▶ [WHAT IS BEING ASKED] Copy all the material below, exactly as it stands.

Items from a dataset
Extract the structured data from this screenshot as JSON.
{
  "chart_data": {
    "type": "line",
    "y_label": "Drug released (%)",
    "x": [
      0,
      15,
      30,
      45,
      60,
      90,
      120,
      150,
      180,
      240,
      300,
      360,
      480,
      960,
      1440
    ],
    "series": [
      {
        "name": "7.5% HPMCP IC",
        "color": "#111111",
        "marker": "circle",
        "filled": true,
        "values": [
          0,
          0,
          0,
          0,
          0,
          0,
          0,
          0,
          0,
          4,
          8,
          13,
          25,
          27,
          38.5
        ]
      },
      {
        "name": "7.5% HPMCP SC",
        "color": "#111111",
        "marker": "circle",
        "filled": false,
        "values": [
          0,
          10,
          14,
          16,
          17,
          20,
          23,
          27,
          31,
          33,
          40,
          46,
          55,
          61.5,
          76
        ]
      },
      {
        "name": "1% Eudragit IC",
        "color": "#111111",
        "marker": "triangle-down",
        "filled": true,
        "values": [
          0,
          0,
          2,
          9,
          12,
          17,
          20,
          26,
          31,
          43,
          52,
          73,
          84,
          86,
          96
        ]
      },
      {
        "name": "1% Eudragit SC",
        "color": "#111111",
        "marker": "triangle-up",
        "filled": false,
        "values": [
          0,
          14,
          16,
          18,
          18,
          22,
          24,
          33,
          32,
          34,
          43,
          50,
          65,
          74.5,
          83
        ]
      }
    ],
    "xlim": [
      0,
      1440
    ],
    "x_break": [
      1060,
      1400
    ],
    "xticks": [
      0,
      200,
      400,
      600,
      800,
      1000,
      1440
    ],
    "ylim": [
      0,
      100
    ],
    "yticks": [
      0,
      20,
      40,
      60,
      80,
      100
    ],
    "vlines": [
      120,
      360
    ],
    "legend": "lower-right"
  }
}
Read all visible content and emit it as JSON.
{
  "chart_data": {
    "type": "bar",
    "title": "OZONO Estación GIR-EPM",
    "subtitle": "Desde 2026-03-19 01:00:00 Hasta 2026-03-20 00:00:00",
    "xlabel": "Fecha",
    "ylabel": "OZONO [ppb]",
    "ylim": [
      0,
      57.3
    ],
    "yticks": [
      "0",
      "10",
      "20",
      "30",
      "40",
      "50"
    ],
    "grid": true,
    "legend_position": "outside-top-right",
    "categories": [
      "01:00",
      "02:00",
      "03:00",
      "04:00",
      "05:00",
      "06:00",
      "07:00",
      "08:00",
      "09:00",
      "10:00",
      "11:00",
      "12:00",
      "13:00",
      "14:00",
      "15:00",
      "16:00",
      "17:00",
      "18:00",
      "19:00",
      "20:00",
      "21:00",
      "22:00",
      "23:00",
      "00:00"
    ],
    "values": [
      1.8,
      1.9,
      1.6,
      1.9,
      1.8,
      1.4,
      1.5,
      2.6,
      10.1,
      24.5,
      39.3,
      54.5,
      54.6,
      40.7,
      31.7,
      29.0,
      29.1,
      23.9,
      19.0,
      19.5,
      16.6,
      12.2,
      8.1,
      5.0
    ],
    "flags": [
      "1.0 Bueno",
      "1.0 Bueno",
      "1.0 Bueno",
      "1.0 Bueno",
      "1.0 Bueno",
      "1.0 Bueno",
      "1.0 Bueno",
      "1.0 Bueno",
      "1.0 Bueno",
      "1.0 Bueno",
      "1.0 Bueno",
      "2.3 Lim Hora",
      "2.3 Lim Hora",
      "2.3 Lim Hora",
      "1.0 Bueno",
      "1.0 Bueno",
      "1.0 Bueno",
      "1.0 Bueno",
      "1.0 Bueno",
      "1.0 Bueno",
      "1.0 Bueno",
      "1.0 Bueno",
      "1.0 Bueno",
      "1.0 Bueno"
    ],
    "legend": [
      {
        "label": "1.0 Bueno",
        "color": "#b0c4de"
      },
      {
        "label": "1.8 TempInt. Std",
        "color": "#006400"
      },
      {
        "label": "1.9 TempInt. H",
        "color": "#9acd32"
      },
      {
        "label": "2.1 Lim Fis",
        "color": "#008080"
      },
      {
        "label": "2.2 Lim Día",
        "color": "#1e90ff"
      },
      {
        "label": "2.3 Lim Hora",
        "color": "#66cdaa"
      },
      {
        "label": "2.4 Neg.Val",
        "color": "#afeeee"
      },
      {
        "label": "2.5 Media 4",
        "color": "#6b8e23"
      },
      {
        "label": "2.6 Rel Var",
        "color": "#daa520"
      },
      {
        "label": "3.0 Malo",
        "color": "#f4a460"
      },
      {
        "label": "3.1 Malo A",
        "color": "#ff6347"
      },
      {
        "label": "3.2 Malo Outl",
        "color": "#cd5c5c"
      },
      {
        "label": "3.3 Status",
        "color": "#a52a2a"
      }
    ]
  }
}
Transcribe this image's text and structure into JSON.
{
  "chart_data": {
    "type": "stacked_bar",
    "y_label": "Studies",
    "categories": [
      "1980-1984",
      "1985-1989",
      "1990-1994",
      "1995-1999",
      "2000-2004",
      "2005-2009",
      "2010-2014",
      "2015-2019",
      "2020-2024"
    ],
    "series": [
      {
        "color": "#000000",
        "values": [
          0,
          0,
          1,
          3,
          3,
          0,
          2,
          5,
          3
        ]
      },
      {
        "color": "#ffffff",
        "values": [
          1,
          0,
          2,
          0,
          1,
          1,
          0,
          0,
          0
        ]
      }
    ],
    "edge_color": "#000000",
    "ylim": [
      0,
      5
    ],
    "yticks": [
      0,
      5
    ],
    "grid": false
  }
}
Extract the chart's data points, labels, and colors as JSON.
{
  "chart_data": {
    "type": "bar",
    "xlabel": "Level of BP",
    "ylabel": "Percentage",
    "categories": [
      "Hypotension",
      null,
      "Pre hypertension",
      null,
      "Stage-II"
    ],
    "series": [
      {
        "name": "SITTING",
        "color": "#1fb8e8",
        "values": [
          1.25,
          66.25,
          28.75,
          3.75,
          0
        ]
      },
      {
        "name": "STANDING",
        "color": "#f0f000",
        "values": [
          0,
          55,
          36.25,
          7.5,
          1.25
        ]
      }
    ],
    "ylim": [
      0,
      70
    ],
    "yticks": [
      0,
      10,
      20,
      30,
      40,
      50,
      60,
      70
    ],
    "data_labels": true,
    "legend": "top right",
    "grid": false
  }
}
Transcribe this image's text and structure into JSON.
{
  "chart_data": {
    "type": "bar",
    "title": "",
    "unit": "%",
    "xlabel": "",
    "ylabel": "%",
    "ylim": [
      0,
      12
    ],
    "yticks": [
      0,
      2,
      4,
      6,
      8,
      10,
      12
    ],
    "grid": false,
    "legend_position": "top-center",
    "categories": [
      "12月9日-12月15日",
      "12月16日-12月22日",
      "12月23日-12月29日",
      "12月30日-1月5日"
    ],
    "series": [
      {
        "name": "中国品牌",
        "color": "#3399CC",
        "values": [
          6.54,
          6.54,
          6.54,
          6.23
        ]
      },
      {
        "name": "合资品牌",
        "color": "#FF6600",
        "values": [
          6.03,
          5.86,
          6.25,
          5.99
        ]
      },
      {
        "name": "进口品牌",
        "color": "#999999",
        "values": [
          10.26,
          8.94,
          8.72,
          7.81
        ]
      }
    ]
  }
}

▶ [CORRECT RESPONSE]
Extract the structured data from this screenshot as JSON.
{
  "chart_data": {
    "type": "line",
    "y_label": "Drug released (%)",
    "x": [
      0,
      15,
      30,
      45,
      60,
      90,
      120,
      150,
      180,
      240,
      300,
      360,
      480,
      960,
      1440
    ],
    "series": [
      {
        "name": "7.5% HPMCP IC",
        "color": "#111111",
        "marker": "circle",
        "filled": true,
        "values": [
          0,
          0,
          0,
          0,
          0,
          0,
          0,
          0,
          0,
          4,
          8,
          13,
          25,
          27,
          38.5
        ]
      },
      {
        "name": "7.5% HPMCP SC",
        "color": "#111111",
        "marker": "circle",
        "filled": false,
        "values": [
          0,
          10,
          14,
          16,
          17,
          20,
          23,
          27,
          31,
          33,
          40,
          46,
          55,
          61.5,
          76
        ]
      },
      {
        "name": "1% Eudragit IC",
        "color": "#111111",
        "marker": "triangle-down",
        "filled": true,
        "values": [
          0,
          0,
          2,
          9,
          12,
          17,
          20,
          26,
          31,
          43,
          52,
          73,
          84,
          86,
          96
        ]
      },
      {
        "name": "1% Eudragit SC",
        "color": "#111111",
        "marker": "triangle-up",
        "filled": false,
        "values": [
          0,
          14,
          16,
          18,
          18,
          22,
          24,
          33,
          32,
          34,
          43,
          50,
          65,
          74.5,
          83
        ]
      }
    ],
    "xlim": [
      0,
      1440
    ],
    "x_break": [
      1060,
      1400
    ],
    "xticks": [
      0,
      200,
      400,
      600,
      800,
      1000,
      1440
    ],
    "ylim": [
      0,
      100
    ],
    "yticks": [
      0,
      20,
      40,
      60,
      80,
      100
    ],
    "vlines": [
      120,
      360
    ],
    "legend": "lower-right"
  }
}
Read all visible content and emit it as JSON.
{
  "chart_data": {
    "type": "bar",
    "title": "OZONO Estación GIR-EPM",
    "subtitle": "Desde 2026-03-19 01:00:00 Hasta 2026-03-20 00:00:00",
    "xlabel": "Fecha",
    "ylabel": "OZONO [ppb]",
    "ylim": [
      0,
      57.3
    ],
    "yticks": [
      "0",
      "10",
      "20",
      "30",
      "40",
      "50"
    ],
    "grid": true,
    "legend_position": "outside-top-right",
    "categories": [
      "01:00",
      "02:00",
      "03:00",
      "04:00",
      "05:00",
      "06:00",
      "07:00",
      "08:00",
      "09:00",
      "10:00",
      "11:00",
      "12:00",
      "13:00",
      "14:00",
      "15:00",
      "16:00",
      "17:00",
      "18:00",
      "19:00",
      "20:00",
      "21:00",
      "22:00",
      "23:00",
      "00:00"
    ],
    "values": [
      1.8,
      1.9,
      1.6,
      1.9,
      1.8,
      1.4,
      1.5,
      2.6,
      10.1,
      24.5,
      39.3,
      54.5,
      54.6,
      40.7,
      31.7,
      29.0,
      29.1,
      23.9,
      19.0,
      19.5,
      16.6,
      12.2,
      8.1,
      5.0
    ],
    "flags": [
      "1.0 Bueno",
      "1.0 Bueno",
      "1.0 Bueno",
      "1.0 Bueno",
      "1.0 Bueno",
      "1.0 Bueno",
      "1.0 Bueno",
      "1.0 Bueno",
      "1.0 Bueno",
      "1.0 Bueno",
      "1.0 Bueno",
      "2.3 Lim Hora",
      "2.3 Lim Hora",
      "2.3 Lim Hora",
      "1.0 Bueno",
      "1.0 Bueno",
      "1.0 Bueno",
      "1.0 Bueno",
      "1.0 Bueno",
      "1.0 Bueno",
      "1.0 Bueno",
      "1.0 Bueno",
      "1.0 Bueno",
      "1.0 Bueno"
    ],
    "legend": [
      {
        "label": "1.0 Bueno",
        "color": "#b0c4de"
      },
      {
        "label": "1.8 TempInt. Std",
        "color": "#006400"
      },
      {
        "label": "1.9 TempInt. H",
        "color": "#9acd32"
      },
      {
        "label": "2.1 Lim Fis",
        "color": "#008080"
      },
      {
        "label": "2.2 Lim Día",
        "color": "#1e90ff"
      },
      {
        "label": "2.3 Lim Hora",
        "color": "#66cdaa"
      },
      {
        "label": "2.4 Neg.Val",
        "color": "#afeeee"
      },
      {
        "label": "2.5 Media 4",
        "color": "#6b8e23"
      },
      {
        "label": "2.6 Rel Var",
        "color": "#daa520"
      },
      {
        "label": "3.0 Malo",
        "color": "#f4a460"
      },
      {
        "label": "3.1 Malo A",
        "color": "#ff6347"
      },
      {
        "label": "3.2 Malo Outl",
        "color": "#cd5c5c"
      },
      {
        "label": "3.3 Status",
        "color": "#a52a2a"
      }
    ]
  }
}
Transcribe this image's text and structure into JSON.
{
  "chart_data": {
    "type": "stacked_bar",
    "y_label": "Studies",
    "categories": [
      "1980-1984",
      "1985-1989",
      "1990-1994",
      "1995-1999",
      "2000-2004",
      "2005-2009",
      "2010-2014",
      "2015-2019",
      "2020-2024"
    ],
    "series": [
      {
        "color": "#000000",
        "values": [
          0,
          0,
          1,
          3,
          3,
          0,
          2,
          5,
          3
        ]
      },
      {
        "color": "#ffffff",
        "values": [
          1,
          0,
          2,
          0,
          1,
          1,
          0,
          0,
          0
        ]
      }
    ],
    "edge_color": "#000000",
    "ylim": [
      0,
      5
    ],
    "yticks": [
      0,
      5
    ],
    "grid": false
  }
}
Extract the chart's data points, labels, and colors as JSON.
{
  "chart_data": {
    "type": "bar",
    "xlabel": "Level of BP",
    "ylabel": "Percentage",
    "categories": [
      "Hypotension",
      null,
      "Pre hypertension",
      null,
      "Stage-II"
    ],
    "series": [
      {
        "name": "SITTING",
        "color": "#1fb8e8",
        "values": [
          1.25,
          66.25,
          28.75,
          3.75,
          0
        ]
      },
      {
        "name": "STANDING",
        "color": "#f0f000",
        "values": [
          0,
          55,
          36.25,
          7.5,
          1.25
        ]
      }
    ],
    "ylim": [
      0,
      70
    ],
    "yticks": [
      0,
      10,
      20,
      30,
      40,
      50,
      60,
      70
    ],
    "data_labels": true,
    "legend": "top right",
    "grid": false
  }
}
Transcribe this image's text and structure into JSON.
{
  "chart_data": {
    "type": "bar",
    "title": "",
    "unit": "%",
    "xlabel": "",
    "ylabel": "%",
    "ylim": [
      0,
      12
    ],
    "yticks": [
      0,
      2,
      4,
      6,
      8,
      10,
      12
    ],
    "grid": false,
    "legend_position": "top-center",
    "categories": [
      "12月9日-12月15日",
      "12月16日-12月22日",
      "12月23日-12月29日",
      "12月30日-1月5日"
    ],
    "series": [
      {
        "name": "中国品牌",
        "color": "#3399CC",
        "values": [
          6.54,
          6.54,
          6.54,
          6.23
        ]
      },
      {
        "name": "合资品牌",
        "color": "#FF6600",
        "values": [
          6.03,
          5.86,
          6.25,
          5.99
        ]
      },
      {
        "name": "进口品牌",
        "color": "#999999",
        "values": [
          10.26,
          8.94,
          8.72,
          7.81
        ]
      }
    ]
  }
}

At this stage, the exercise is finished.